What is required → Within the records that follow, find every line containing the string "personales". Copy those lines.

[Entries from a dataset]
§
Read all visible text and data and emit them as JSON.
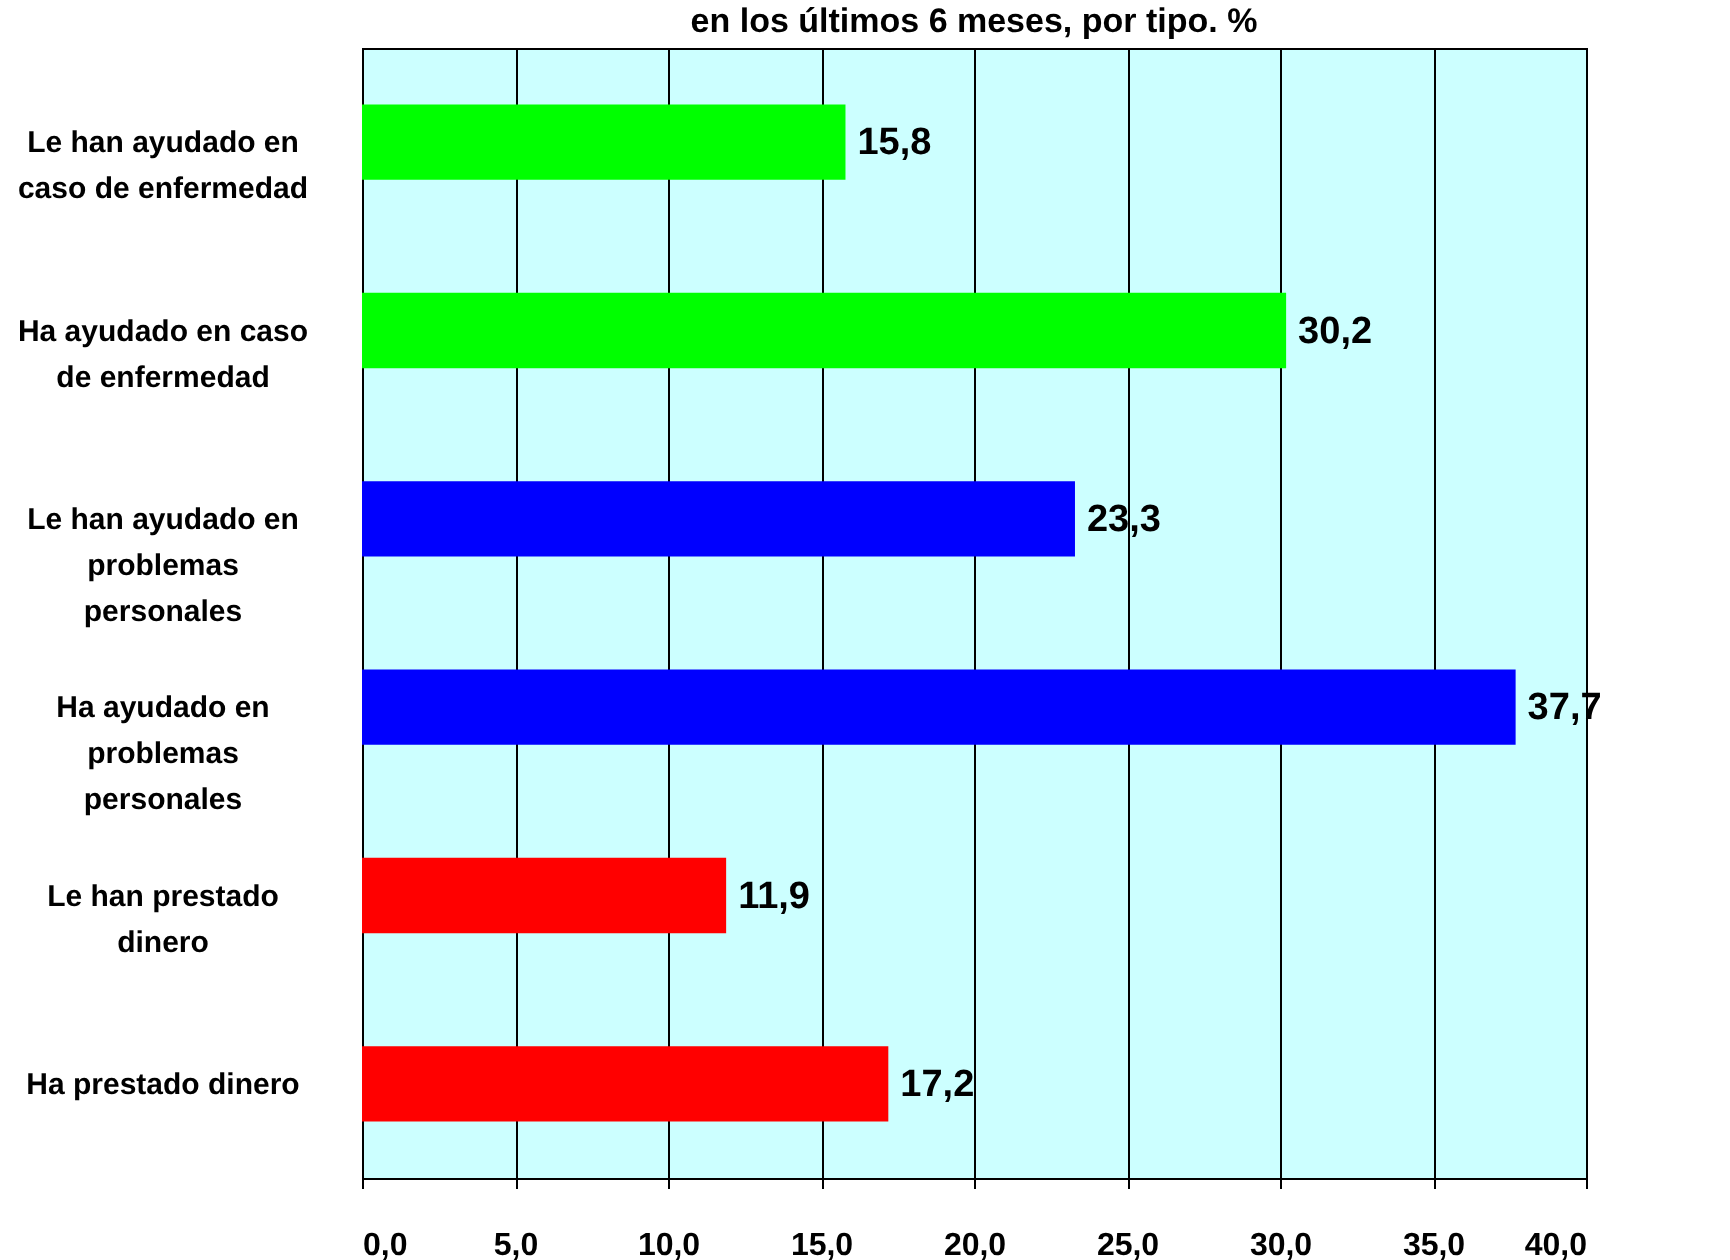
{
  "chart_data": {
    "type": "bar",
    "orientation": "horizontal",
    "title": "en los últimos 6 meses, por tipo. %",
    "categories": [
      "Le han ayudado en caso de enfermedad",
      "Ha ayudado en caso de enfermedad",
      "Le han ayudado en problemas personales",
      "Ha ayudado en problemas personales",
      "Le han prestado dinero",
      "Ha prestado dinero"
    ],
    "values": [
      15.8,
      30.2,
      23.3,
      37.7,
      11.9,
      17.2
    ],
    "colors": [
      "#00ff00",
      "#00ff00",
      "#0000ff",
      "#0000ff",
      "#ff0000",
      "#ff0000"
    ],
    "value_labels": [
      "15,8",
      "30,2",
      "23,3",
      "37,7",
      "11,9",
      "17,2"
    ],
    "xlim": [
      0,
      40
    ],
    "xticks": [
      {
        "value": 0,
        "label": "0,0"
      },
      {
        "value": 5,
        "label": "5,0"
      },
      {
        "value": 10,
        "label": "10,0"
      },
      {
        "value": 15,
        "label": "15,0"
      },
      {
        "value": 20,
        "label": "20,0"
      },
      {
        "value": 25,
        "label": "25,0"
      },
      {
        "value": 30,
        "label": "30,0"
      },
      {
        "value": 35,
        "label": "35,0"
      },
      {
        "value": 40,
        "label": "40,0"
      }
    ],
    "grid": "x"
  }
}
§
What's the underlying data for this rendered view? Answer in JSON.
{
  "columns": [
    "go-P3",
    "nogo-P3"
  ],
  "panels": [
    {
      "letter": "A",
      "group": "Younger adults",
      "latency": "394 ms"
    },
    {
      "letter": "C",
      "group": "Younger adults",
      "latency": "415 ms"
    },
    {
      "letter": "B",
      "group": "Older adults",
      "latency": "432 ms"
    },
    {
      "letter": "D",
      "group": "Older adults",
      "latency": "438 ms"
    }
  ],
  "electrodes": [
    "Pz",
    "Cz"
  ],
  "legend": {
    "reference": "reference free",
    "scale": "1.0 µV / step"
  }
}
§
Answer for the task →
      "Le han ayudado en problemas personales",
      "Ha ayudado en problemas personales",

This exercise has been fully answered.